(Items from a figure collection)
····················

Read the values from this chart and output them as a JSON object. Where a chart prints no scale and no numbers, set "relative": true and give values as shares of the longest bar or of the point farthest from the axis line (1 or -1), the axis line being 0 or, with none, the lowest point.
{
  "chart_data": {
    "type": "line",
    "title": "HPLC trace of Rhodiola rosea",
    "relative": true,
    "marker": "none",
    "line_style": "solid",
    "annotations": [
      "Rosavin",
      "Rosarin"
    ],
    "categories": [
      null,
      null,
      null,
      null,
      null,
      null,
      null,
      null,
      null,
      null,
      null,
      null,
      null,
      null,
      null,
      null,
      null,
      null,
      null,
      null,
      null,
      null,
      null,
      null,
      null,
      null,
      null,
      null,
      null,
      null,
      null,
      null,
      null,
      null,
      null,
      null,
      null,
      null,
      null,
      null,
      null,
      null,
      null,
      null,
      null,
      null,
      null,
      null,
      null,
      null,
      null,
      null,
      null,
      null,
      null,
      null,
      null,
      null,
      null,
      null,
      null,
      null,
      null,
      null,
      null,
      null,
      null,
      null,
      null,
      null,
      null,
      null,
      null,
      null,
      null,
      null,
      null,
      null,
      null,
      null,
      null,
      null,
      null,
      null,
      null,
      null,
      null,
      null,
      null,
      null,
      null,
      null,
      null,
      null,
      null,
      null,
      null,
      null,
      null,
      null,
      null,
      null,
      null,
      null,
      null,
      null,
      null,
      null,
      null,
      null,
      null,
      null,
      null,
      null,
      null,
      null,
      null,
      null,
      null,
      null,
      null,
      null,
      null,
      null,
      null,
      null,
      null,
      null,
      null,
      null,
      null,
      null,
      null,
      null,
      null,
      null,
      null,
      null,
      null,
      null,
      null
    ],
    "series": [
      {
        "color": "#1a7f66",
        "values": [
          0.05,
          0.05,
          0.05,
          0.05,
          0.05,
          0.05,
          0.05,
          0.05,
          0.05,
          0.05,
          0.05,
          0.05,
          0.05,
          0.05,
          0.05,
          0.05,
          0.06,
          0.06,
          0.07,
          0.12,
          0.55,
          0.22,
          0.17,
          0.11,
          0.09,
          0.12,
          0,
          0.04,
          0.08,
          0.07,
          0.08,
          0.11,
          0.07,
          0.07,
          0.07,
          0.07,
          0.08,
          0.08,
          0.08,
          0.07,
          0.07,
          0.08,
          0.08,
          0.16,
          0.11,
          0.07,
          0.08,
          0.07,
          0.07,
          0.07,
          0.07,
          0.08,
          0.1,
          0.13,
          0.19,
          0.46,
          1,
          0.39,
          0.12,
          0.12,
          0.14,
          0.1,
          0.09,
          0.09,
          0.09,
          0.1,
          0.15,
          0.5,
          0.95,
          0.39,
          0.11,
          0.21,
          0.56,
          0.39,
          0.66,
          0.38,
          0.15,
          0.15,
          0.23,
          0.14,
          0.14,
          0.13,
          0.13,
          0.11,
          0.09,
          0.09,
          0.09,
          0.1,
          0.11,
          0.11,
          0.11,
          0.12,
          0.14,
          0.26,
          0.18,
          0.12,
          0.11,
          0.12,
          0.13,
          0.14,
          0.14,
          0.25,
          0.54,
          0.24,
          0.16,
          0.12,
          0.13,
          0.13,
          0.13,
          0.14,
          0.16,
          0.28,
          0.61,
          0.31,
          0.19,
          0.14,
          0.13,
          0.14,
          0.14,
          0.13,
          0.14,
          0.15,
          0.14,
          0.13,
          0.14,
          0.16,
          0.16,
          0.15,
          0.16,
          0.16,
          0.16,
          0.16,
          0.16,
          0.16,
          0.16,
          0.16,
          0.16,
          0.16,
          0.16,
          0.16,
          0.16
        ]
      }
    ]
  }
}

····················

Task statement.
List each line of the entries that holds the string "true".

Complete response.
Read the values from this chart and output them as a JSON object. Where a chart prints no scale and no numbers, set "relative": true and give values as shares of the longest bar or of the point farthest from the axis line (1 or -1), the axis line being 0 or, with none, the lowest point.
    "relative": true,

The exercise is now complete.